WHAT TO PRODUCE:
Can you transcribe every line exactly and leave the pictures behind?

LISTED ENTRIES:

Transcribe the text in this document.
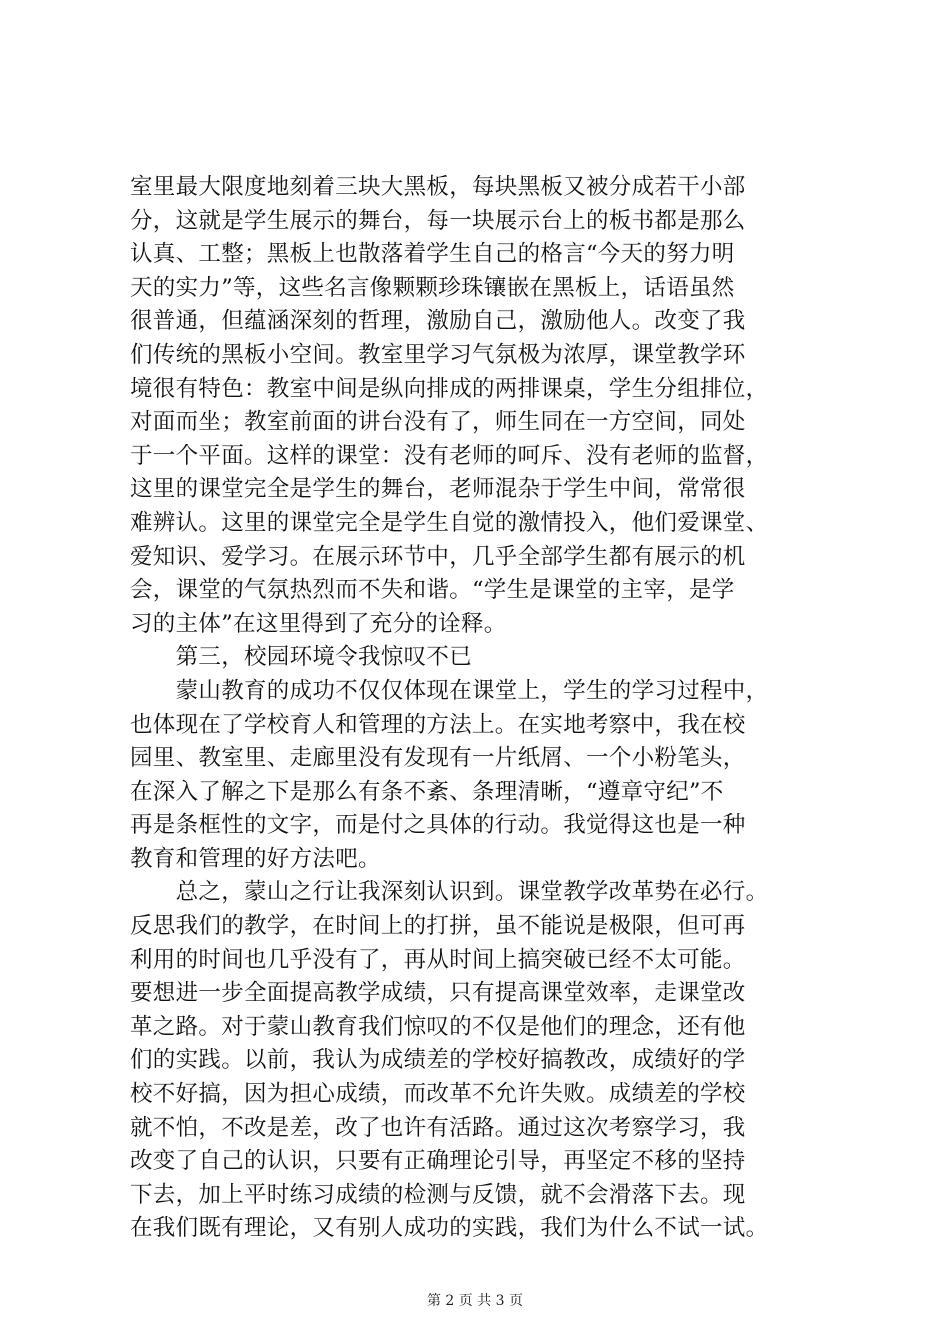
室里最大限度地刻着三块大黑板，每块黑板又被分成若干小部
分，这就是学生展示的舞台，每一块展示台上的板书都是那么
认真、工整；黑板上也散落着学生自己的格言“今天的努力明
天的实力”等，这些名言像颗颗珍珠镶嵌在黑板上，话语虽然
很普通，但蕴涵深刻的哲理，激励自己，激励他人。改变了我
们传统的黑板小空间。教室里学习气氛极为浓厚，课堂教学环
境很有特色：教室中间是纵向排成的两排课桌，学生分组排位，
对面而坐；教室前面的讲台没有了，师生同在一方空间，同处
于一个平面。这样的课堂：没有老师的呵斥、没有老师的监督，
这里的课堂完全是学生的舞台，老师混杂于学生中间，常常很
难辨认。这里的课堂完全是学生自觉的激情投入，他们爱课堂、
爱知识、爱学习。在展示环节中，几乎全部学生都有展示的机
会，课堂的气氛热烈而不失和谐。“学生是课堂的主宰，是学
习的主体”在这里得到了充分的诠释。
　　第三，校园环境令我惊叹不已
　　蒙山教育的成功不仅仅体现在课堂上，学生的学习过程中，
也体现在了学校育人和管理的方法上。在实地考察中，我在校
园里、教室里、走廊里没有发现有一片纸屑、一个小粉笔头，
在深入了解之下是那么有条不紊、条理清晰，“遵章守纪”不
再是条框性的文字，而是付之具体的行动。我觉得这也是一种
教育和管理的好方法吧。
　　总之，蒙山之行让我深刻认识到。课堂教学改革势在必行。
反思我们的教学，在时间上的打拼，虽不能说是极限，但可再
利用的时间也几乎没有了，再从时间上搞突破已经不太可能。
要想进一步全面提高教学成绩，只有提高课堂效率，走课堂改
革之路。对于蒙山教育我们惊叹的不仅是他们的理念，还有他
们的实践。以前，我认为成绩差的学校好搞教改，成绩好的学
校不好搞，因为担心成绩，而改革不允许失败。成绩差的学校
就不怕，不改是差，改了也许有活路。通过这次考察学习，我
改变了自己的认识，只要有正确理论引导，再坚定不移的坚持
下去，加上平时练习成绩的检测与反馈，就不会滑落下去。现
在我们既有理论，又有别人成功的实践，我们为什么不试一试。
第 2 页 共 3 页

ANSWER TO THE TASK:
Transcribe the text in this document.
室里最大限度地刻着三块大黑板，每块黑板又被分成若干小部
分，这就是学生展示的舞台，每一块展示台上的板书都是那么
认真、工整；黑板上也散落着学生自己的格言“今天的努力明
天的实力”等，这些名言像颗颗珍珠镶嵌在黑板上，话语虽然
很普通，但蕴涵深刻的哲理，激励自己，激励他人。改变了我
们传统的黑板小空间。教室里学习气氛极为浓厚，课堂教学环
境很有特色：教室中间是纵向排成的两排课桌，学生分组排位，
对面而坐；教室前面的讲台没有了，师生同在一方空间，同处
于一个平面。这样的课堂：没有老师的呵斥、没有老师的监督，
这里的课堂完全是学生的舞台，老师混杂于学生中间，常常很
难辨认。这里的课堂完全是学生自觉的激情投入，他们爱课堂、
爱知识、爱学习。在展示环节中，几乎全部学生都有展示的机
会，课堂的气氛热烈而不失和谐。“学生是课堂的主宰，是学
习的主体”在这里得到了充分的诠释。
　　第三，校园环境令我惊叹不已
　　蒙山教育的成功不仅仅体现在课堂上，学生的学习过程中，
也体现在了学校育人和管理的方法上。在实地考察中，我在校
园里、教室里、走廊里没有发现有一片纸屑、一个小粉笔头，
在深入了解之下是那么有条不紊、条理清晰，“遵章守纪”不
再是条框性的文字，而是付之具体的行动。我觉得这也是一种
教育和管理的好方法吧。
　　总之，蒙山之行让我深刻认识到。课堂教学改革势在必行。
反思我们的教学，在时间上的打拼，虽不能说是极限，但可再
利用的时间也几乎没有了，再从时间上搞突破已经不太可能。
要想进一步全面提高教学成绩，只有提高课堂效率，走课堂改
革之路。对于蒙山教育我们惊叹的不仅是他们的理念，还有他
们的实践。以前，我认为成绩差的学校好搞教改，成绩好的学
校不好搞，因为担心成绩，而改革不允许失败。成绩差的学校
就不怕，不改是差，改了也许有活路。通过这次考察学习，我
改变了自己的认识，只要有正确理论引导，再坚定不移的坚持
下去，加上平时练习成绩的检测与反馈，就不会滑落下去。现
在我们既有理论，又有别人成功的实践，我们为什么不试一试。
第 2 页 共 3 页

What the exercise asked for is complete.